* **AIM**
Report how many lines in the records below contain the word "source". Give only the number.

════════════════════

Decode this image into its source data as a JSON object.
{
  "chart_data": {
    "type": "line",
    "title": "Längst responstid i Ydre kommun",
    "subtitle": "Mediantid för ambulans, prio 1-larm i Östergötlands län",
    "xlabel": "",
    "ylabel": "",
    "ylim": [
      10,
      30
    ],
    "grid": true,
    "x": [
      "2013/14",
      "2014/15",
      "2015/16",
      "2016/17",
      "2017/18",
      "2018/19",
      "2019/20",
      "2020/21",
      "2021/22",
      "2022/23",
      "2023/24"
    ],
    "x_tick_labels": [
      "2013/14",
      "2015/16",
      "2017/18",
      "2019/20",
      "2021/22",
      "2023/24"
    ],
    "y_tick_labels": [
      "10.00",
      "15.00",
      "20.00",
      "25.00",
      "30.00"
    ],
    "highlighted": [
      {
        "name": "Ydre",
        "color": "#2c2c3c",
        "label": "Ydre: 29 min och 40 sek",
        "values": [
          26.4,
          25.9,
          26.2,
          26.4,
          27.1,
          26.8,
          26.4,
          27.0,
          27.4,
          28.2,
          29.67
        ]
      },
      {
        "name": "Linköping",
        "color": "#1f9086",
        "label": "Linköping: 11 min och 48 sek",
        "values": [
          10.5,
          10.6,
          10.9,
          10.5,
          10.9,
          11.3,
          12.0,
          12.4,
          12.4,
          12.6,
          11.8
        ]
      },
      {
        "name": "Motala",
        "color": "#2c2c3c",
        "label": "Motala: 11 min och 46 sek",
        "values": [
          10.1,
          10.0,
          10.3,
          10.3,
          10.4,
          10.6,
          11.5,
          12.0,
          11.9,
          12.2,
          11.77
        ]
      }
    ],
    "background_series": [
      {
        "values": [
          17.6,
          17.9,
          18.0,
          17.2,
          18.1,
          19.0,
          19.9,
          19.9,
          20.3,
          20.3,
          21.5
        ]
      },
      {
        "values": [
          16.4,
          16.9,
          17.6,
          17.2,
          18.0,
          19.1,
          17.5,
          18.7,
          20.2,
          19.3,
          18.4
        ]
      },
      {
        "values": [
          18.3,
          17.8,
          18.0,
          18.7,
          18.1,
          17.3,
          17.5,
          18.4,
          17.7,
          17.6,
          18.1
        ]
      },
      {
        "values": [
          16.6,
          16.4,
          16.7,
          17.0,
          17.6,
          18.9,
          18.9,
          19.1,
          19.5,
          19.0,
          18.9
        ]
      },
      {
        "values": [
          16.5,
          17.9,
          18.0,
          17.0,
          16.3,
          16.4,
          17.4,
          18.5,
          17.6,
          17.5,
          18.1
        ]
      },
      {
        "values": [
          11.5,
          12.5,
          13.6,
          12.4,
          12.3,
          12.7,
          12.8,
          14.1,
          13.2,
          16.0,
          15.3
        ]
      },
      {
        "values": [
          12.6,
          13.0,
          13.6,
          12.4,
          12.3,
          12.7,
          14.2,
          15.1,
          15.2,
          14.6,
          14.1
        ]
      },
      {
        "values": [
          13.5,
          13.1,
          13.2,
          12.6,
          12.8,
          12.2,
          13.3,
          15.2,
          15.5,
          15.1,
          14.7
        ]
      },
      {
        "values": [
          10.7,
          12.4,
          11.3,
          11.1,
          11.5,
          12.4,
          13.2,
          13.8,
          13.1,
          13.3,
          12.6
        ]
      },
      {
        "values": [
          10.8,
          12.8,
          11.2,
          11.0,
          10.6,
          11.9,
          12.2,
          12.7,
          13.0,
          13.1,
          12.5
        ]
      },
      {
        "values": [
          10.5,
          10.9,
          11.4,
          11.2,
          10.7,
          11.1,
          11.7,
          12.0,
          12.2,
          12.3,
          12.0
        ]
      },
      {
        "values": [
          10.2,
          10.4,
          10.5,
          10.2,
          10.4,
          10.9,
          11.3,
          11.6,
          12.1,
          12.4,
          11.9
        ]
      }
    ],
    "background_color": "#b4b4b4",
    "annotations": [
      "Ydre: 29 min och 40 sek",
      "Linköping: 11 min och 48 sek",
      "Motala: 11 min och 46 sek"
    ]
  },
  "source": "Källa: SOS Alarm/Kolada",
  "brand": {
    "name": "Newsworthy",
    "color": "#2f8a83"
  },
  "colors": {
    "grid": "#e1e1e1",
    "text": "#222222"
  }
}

════════════════════

* **ANSWER FOR THE TASK**
2